- _WHAT TO PRODUCE_:
Output every entry exactly as written, but omit the pictures.

- _INPUT_:
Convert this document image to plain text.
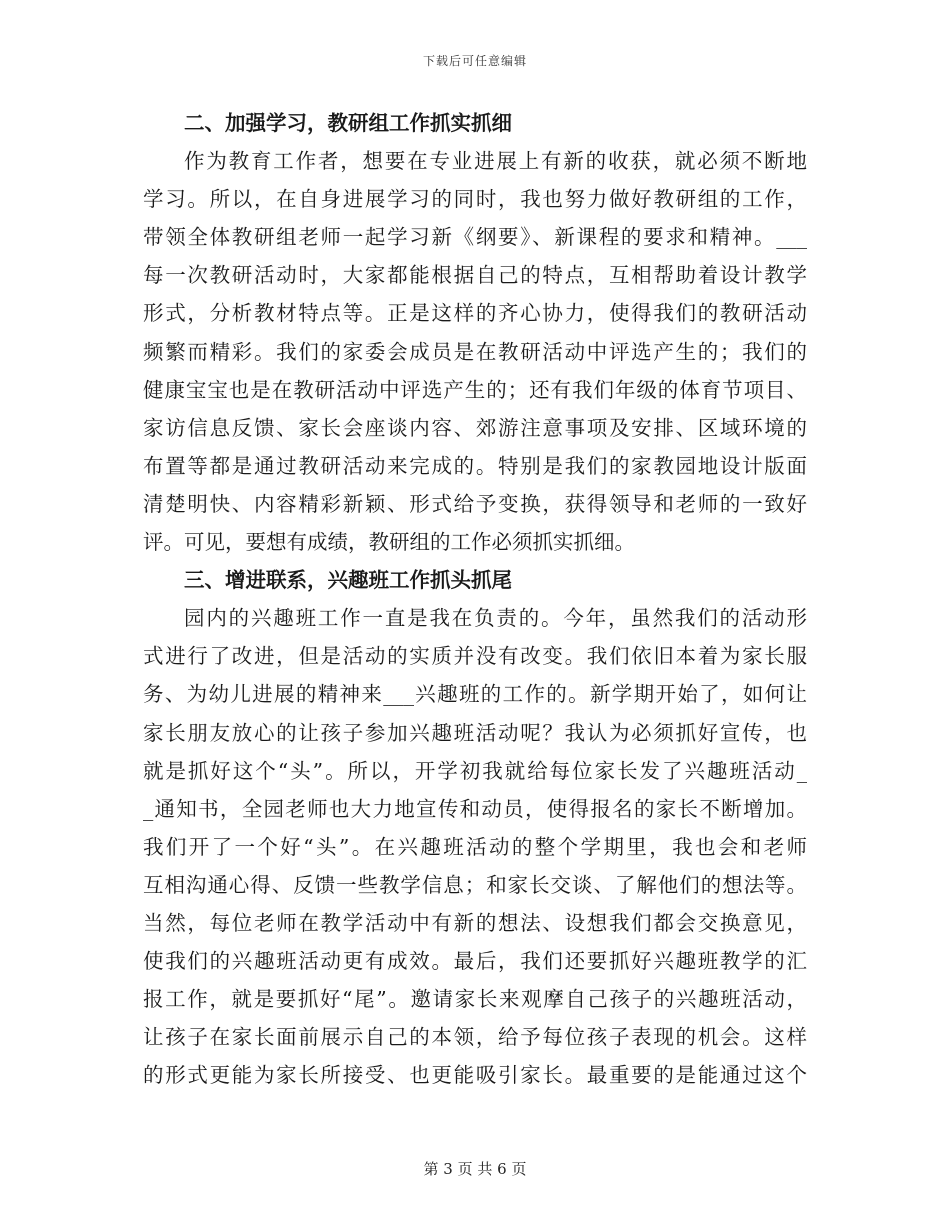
下载后可任意编辑
二、加强学习，教研组工作抓实抓细
作为教育工作者，想要在专业进展上有新的收获，就必须不断地
学习。所以，在自身进展学习的同时，我也努力做好教研组的工作，
带领全体教研组老师一起学习新《纲要》、新课程的要求和精神。___
每一次教研活动时，大家都能根据自己的特点，互相帮助着设计教学
形式，分析教材特点等。正是这样的齐心协力，使得我们的教研活动
频繁而精彩。我们的家委会成员是在教研活动中评选产生的；我们的
健康宝宝也是在教研活动中评选产生的；还有我们年级的体育节项目、
家访信息反馈、家长会座谈内容、郊游注意事项及安排、区域环境的
布置等都是通过教研活动来完成的。特别是我们的家教园地设计版面
清楚明快、内容精彩新颖、形式给予变换，获得领导和老师的一致好
评。可见，要想有成绩，教研组的工作必须抓实抓细。
三、增进联系，兴趣班工作抓头抓尾
园内的兴趣班工作一直是我在负责的。今年，虽然我们的活动形
式进行了改进，但是活动的实质并没有改变。我们依旧本着为家长服
务、为幼儿进展的精神来___兴趣班的工作的。新学期开始了，如何让
家长朋友放心的让孩子参加兴趣班活动呢？我认为必须抓好宣传，也
就是抓好这个“头”。所以，开学初我就给每位家长发了兴趣班活动_
_通知书，全园老师也大力地宣传和动员，使得报名的家长不断增加。
我们开了一个好“头”。在兴趣班活动的整个学期里，我也会和老师
互相沟通心得、反馈一些教学信息；和家长交谈、了解他们的想法等。
当然，每位老师在教学活动中有新的想法、设想我们都会交换意见，
使我们的兴趣班活动更有成效。最后，我们还要抓好兴趣班教学的汇
报工作，就是要抓好“尾”。邀请家长来观摩自己孩子的兴趣班活动，
让孩子在家长面前展示自己的本领，给予每位孩子表现的机会。这样
的形式更能为家长所接受、也更能吸引家长。最重要的是能通过这个
第 3 页 共 6 页
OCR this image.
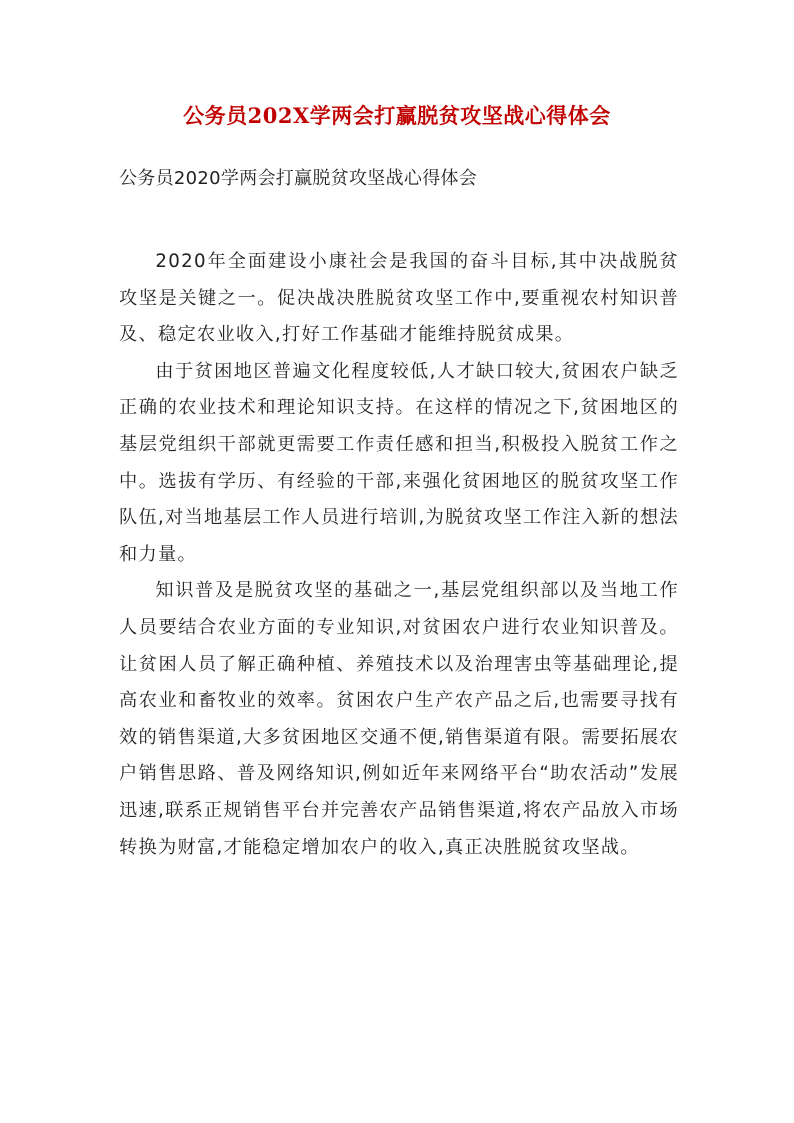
公务员202X学两会打赢脱贫攻坚战心得体会

公务员2020学两会打赢脱贫攻坚战心得体会

2020年全面建设小康社会是我国的奋斗目标,其中决战脱贫攻坚是关键之一。促决战决胜脱贫攻坚工作中,要重视农村知识普及、稳定农业收入,打好工作基础才能维持脱贫成果。

由于贫困地区普遍文化程度较低,人才缺口较大,贫困农户缺乏正确的农业技术和理论知识支持。在这样的情况之下,贫困地区的基层党组织干部就更需要工作责任感和担当,积极投入脱贫工作之中。选拔有学历、有经验的干部,来强化贫困地区的脱贫攻坚工作队伍,对当地基层工作人员进行培训,为脱贫攻坚工作注入新的想法和力量。

知识普及是脱贫攻坚的基础之一,基层党组织部以及当地工作人员要结合农业方面的专业知识,对贫困农户进行农业知识普及。让贫困人员了解正确种植、养殖技术以及治理害虫等基础理论,提高农业和畜牧业的效率。贫困农户生产农产品之后,也需要寻找有效的销售渠道,大多贫困地区交通不便,销售渠道有限。需要拓展农户销售思路、普及网络知识,例如近年来网络平台“助农活动”发展迅速,联系正规销售平台并完善农产品销售渠道,将农产品放入市场转换为财富,才能稳定增加农户的收入,真正决胜脱贫攻坚战。
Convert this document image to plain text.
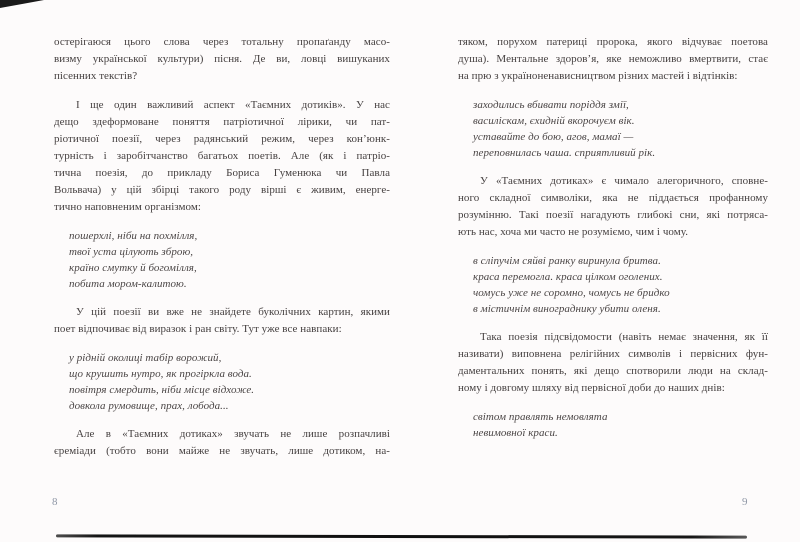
остерігаюся цього слова через тотальну пропаґанду масо-
визму української культури) пісня. Де ви, ловці вишуканих
пісенних текстів?
І ще один важливий аспект «Таємних дотиків». У нас
дещо здеформоване поняття патріотичної лірики, чи пат-
ріотичної поезії, через радянський режим, через кон’юнк-
турність і заробітчанство багатьох поетів. Але (як і патріо-
тична поезія, до прикладу Бориса Гуменюка чи Павла
Вольвача) у цій збірці такого роду вірші є живим, енерге-
тично наповненим організмом:
пошерхлі, ніби на похмілля,
твої уста цілують зброю,
країно смутку й богомілля,
побита мором-калитою.
У цій поезії ви вже не знайдете буколічних картин, якими
поет відпочиває від виразок і ран світу. Тут уже все навпаки:
у рідній околиці табір ворожий,
що крушить нутро, як прогіркла вода.
повітря смердить, ніби місце відхоже.
довкола румовище, прах, лобода...
Але в «Таємних дотиках» звучать не лише розпачливі
єреміади (тобто вони майже не звучать, лише дотиком, на-
8
тяком, порухом патериці пророка, якого відчуває поетова
душа). Ментальне здоров’я, яке неможливо вмертвити, стає
на прю з україноненависництвом різних мастей і відтінків:
заходились вбивати поріддя змії,
василіскам, єхидній вкорочуєм вік.
уставайте до бою, агов, мамаї —
переповнилась чаша. сприятливий рік.
У «Таємних дотиках» є чимало алегоричного, сповне-
ного складної символіки, яка не піддається профанному
розумінню. Такі поезії нагадують глибокі сни, які потряса-
ють нас, хоча ми часто не розуміємо, чим і чому.
в сліпучім сяйві ранку виринула бритва.
краса перемогла. краса цілком оголених.
чомусь уже не соромно, чомусь не бридко
в містичнім винограднику убити оленя.
Така поезія підсвідомости (навіть немає значення, як її
називати) виповнена релігійних символів і первісних фун-
даментальних понять, які дещо спотворили люди на склад-
ному і довгому шляху від первісної доби до наших днів:
світом правлять немовлята
невимовної краси.
9
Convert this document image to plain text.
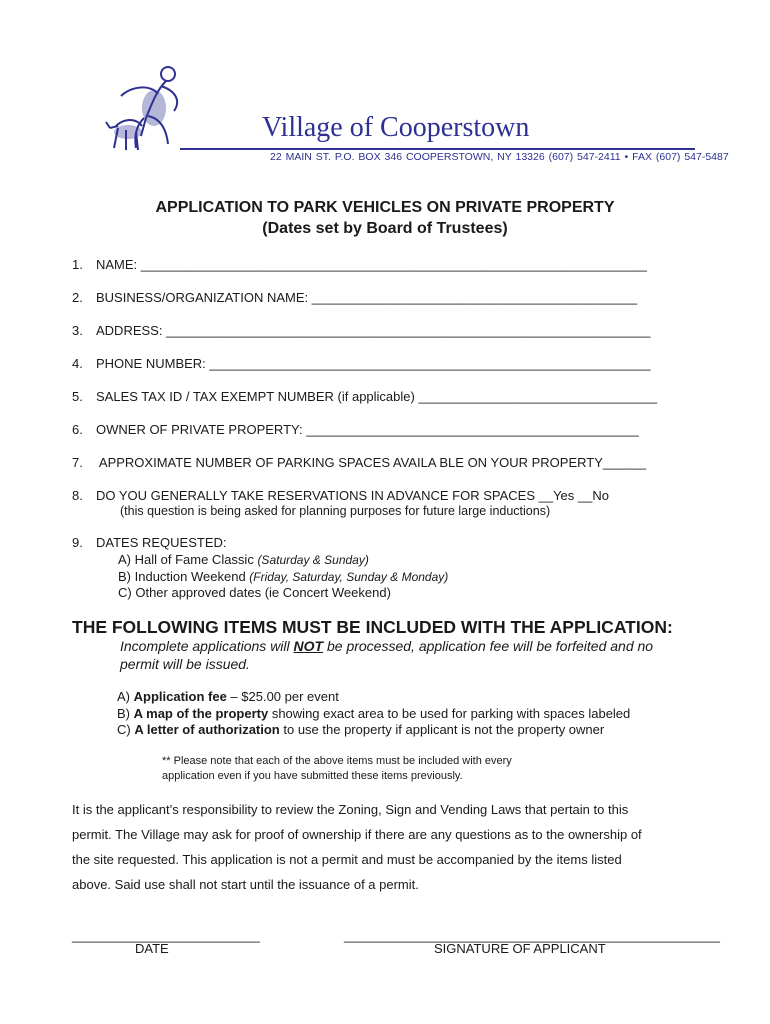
Village of Cooperstown
22 MAIN ST. P.O. BOX 346 COOPERSTOWN, NY 13326 (607) 547-2411 • FAX (607) 547-5487
APPLICATION TO PARK VEHICLES ON PRIVATE PROPERTY
(Dates set by Board of Trustees)
1. NAME: ______________________________________________________________________
2. BUSINESS/ORGANIZATION NAME: _____________________________________________
3. ADDRESS: ___________________________________________________________________
4. PHONE NUMBER: _____________________________________________________________
5. SALES TAX ID / TAX EXEMPT NUMBER (if applicable) _________________________________
6. OWNER OF PRIVATE PROPERTY: ______________________________________________
7. APPROXIMATE NUMBER OF PARKING SPACES AVAILA BLE ON YOUR PROPERTY______
8. DO YOU GENERALLY TAKE RESERVATIONS IN ADVANCE FOR SPACES __Yes __No
(this question is being asked for planning purposes for future large inductions)
9. DATES REQUESTED:
A) Hall of Fame Classic (Saturday & Sunday)
B) Induction Weekend (Friday, Saturday, Sunday & Monday)
C) Other approved dates (ie Concert Weekend)
THE FOLLOWING ITEMS MUST BE INCLUDED WITH THE APPLICATION:
Incomplete applications will NOT be processed, application fee will be forfeited and no
permit will be issued.
A) Application fee – $25.00 per event
B) A map of the property showing exact area to be used for parking with spaces labeled
C) A letter of authorization to use the property if applicant is not the property owner
** Please note that each of the above items must be included with every
application even if you have submitted these items previously.
It is the applicant’s responsibility to review the Zoning, Sign and Vending Laws that pertain to this
permit. The Village may ask for proof of ownership if there are any questions as to the ownership of
the site requested. This application is not a permit and must be accompanied by the items listed
above. Said use shall not start until the issuance of a permit.
__________________________
DATE
____________________________________________________
SIGNATURE OF APPLICANT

- _ANSWER BELOW_:
Convert this document image to plain text.
下载后可任意编辑
二、加强学习，教研组工作抓实抓细
作为教育工作者，想要在专业进展上有新的收获，就必须不断地
学习。所以，在自身进展学习的同时，我也努力做好教研组的工作，
带领全体教研组老师一起学习新《纲要》、新课程的要求和精神。___
每一次教研活动时，大家都能根据自己的特点，互相帮助着设计教学
形式，分析教材特点等。正是这样的齐心协力，使得我们的教研活动
频繁而精彩。我们的家委会成员是在教研活动中评选产生的；我们的
健康宝宝也是在教研活动中评选产生的；还有我们年级的体育节项目、
家访信息反馈、家长会座谈内容、郊游注意事项及安排、区域环境的
布置等都是通过教研活动来完成的。特别是我们的家教园地设计版面
清楚明快、内容精彩新颖、形式给予变换，获得领导和老师的一致好
评。可见，要想有成绩，教研组的工作必须抓实抓细。
三、增进联系，兴趣班工作抓头抓尾
园内的兴趣班工作一直是我在负责的。今年，虽然我们的活动形
式进行了改进，但是活动的实质并没有改变。我们依旧本着为家长服
务、为幼儿进展的精神来___兴趣班的工作的。新学期开始了，如何让
家长朋友放心的让孩子参加兴趣班活动呢？我认为必须抓好宣传，也
就是抓好这个“头”。所以，开学初我就给每位家长发了兴趣班活动_
_通知书，全园老师也大力地宣传和动员，使得报名的家长不断增加。
我们开了一个好“头”。在兴趣班活动的整个学期里，我也会和老师
互相沟通心得、反馈一些教学信息；和家长交谈、了解他们的想法等。
当然，每位老师在教学活动中有新的想法、设想我们都会交换意见，
使我们的兴趣班活动更有成效。最后，我们还要抓好兴趣班教学的汇
报工作，就是要抓好“尾”。邀请家长来观摩自己孩子的兴趣班活动，
让孩子在家长面前展示自己的本领，给予每位孩子表现的机会。这样
的形式更能为家长所接受、也更能吸引家长。最重要的是能通过这个
第 3 页 共 6 页
OCR this image.
公务员202X学两会打赢脱贫攻坚战心得体会

公务员2020学两会打赢脱贫攻坚战心得体会

2020年全面建设小康社会是我国的奋斗目标,其中决战脱贫攻坚是关键之一。促决战决胜脱贫攻坚工作中,要重视农村知识普及、稳定农业收入,打好工作基础才能维持脱贫成果。

由于贫困地区普遍文化程度较低,人才缺口较大,贫困农户缺乏正确的农业技术和理论知识支持。在这样的情况之下,贫困地区的基层党组织干部就更需要工作责任感和担当,积极投入脱贫工作之中。选拔有学历、有经验的干部,来强化贫困地区的脱贫攻坚工作队伍,对当地基层工作人员进行培训,为脱贫攻坚工作注入新的想法和力量。

知识普及是脱贫攻坚的基础之一,基层党组织部以及当地工作人员要结合农业方面的专业知识,对贫困农户进行农业知识普及。让贫困人员了解正确种植、养殖技术以及治理害虫等基础理论,提高农业和畜牧业的效率。贫困农户生产农产品之后,也需要寻找有效的销售渠道,大多贫困地区交通不便,销售渠道有限。需要拓展农户销售思路、普及网络知识,例如近年来网络平台“助农活动”发展迅速,联系正规销售平台并完善农产品销售渠道,将农产品放入市场转换为财富,才能稳定增加农户的收入,真正决胜脱贫攻坚战。
Convert this document image to plain text.
остерігаюся цього слова через тотальну пропаґанду масо-
визму української культури) пісня. Де ви, ловці вишуканих
пісенних текстів?
І ще один важливий аспект «Таємних дотиків». У нас
дещо здеформоване поняття патріотичної лірики, чи пат-
ріотичної поезії, через радянський режим, через кон’юнк-
турність і заробітчанство багатьох поетів. Але (як і патріо-
тична поезія, до прикладу Бориса Гуменюка чи Павла
Вольвача) у цій збірці такого роду вірші є живим, енерге-
тично наповненим організмом:
пошерхлі, ніби на похмілля,
твої уста цілують зброю,
країно смутку й богомілля,
побита мором-калитою.
У цій поезії ви вже не знайдете буколічних картин, якими
поет відпочиває від виразок і ран світу. Тут уже все навпаки:
у рідній околиці табір ворожий,
що крушить нутро, як прогіркла вода.
повітря смердить, ніби місце відхоже.
довкола румовище, прах, лобода...
Але в «Таємних дотиках» звучать не лише розпачливі
єреміади (тобто вони майже не звучать, лише дотиком, на-
8
тяком, порухом патериці пророка, якого відчуває поетова
душа). Ментальне здоров’я, яке неможливо вмертвити, стає
на прю з україноненависництвом різних мастей і відтінків:
заходились вбивати поріддя змії,
василіскам, єхидній вкорочуєм вік.
уставайте до бою, агов, мамаї —
переповнилась чаша. сприятливий рік.
У «Таємних дотиках» є чимало алегоричного, сповне-
ного складної символіки, яка не піддається профанному
розумінню. Такі поезії нагадують глибокі сни, які потряса-
ють нас, хоча ми часто не розуміємо, чим і чому.
в сліпучім сяйві ранку виринула бритва.
краса перемогла. краса цілком оголених.
чомусь уже не соромно, чомусь не бридко
в містичнім винограднику убити оленя.
Така поезія підсвідомости (навіть немає значення, як її
називати) виповнена релігійних символів і первісних фун-
даментальних понять, які дещо спотворили люди на склад-
ному і довгому шляху від первісної доби до наших днів:
світом правлять немовлята
невимовної краси.
9
Convert this document image to plain text.
Village of Cooperstown
22 MAIN ST. P.O. BOX 346 COOPERSTOWN, NY 13326 (607) 547-2411 • FAX (607) 547-5487
APPLICATION TO PARK VEHICLES ON PRIVATE PROPERTY
(Dates set by Board of Trustees)
1. NAME: ______________________________________________________________________
2. BUSINESS/ORGANIZATION NAME: _____________________________________________
3. ADDRESS: ___________________________________________________________________
4. PHONE NUMBER: _____________________________________________________________
5. SALES TAX ID / TAX EXEMPT NUMBER (if applicable) _________________________________
6. OWNER OF PRIVATE PROPERTY: ______________________________________________
7. APPROXIMATE NUMBER OF PARKING SPACES AVAILA BLE ON YOUR PROPERTY______
8. DO YOU GENERALLY TAKE RESERVATIONS IN ADVANCE FOR SPACES __Yes __No
(this question is being asked for planning purposes for future large inductions)
9. DATES REQUESTED:
A) Hall of Fame Classic (Saturday & Sunday)
B) Induction Weekend (Friday, Saturday, Sunday & Monday)
C) Other approved dates (ie Concert Weekend)
THE FOLLOWING ITEMS MUST BE INCLUDED WITH THE APPLICATION:
Incomplete applications will NOT be processed, application fee will be forfeited and no
permit will be issued.
A) Application fee – $25.00 per event
B) A map of the property showing exact area to be used for parking with spaces labeled
C) A letter of authorization to use the property if applicant is not the property owner
** Please note that each of the above items must be included with every
application even if you have submitted these items previously.
It is the applicant’s responsibility to review the Zoning, Sign and Vending Laws that pertain to this
permit. The Village may ask for proof of ownership if there are any questions as to the ownership of
the site requested. This application is not a permit and must be accompanied by the items listed
above. Said use shall not start until the issuance of a permit.
__________________________
DATE
____________________________________________________
SIGNATURE OF APPLICANT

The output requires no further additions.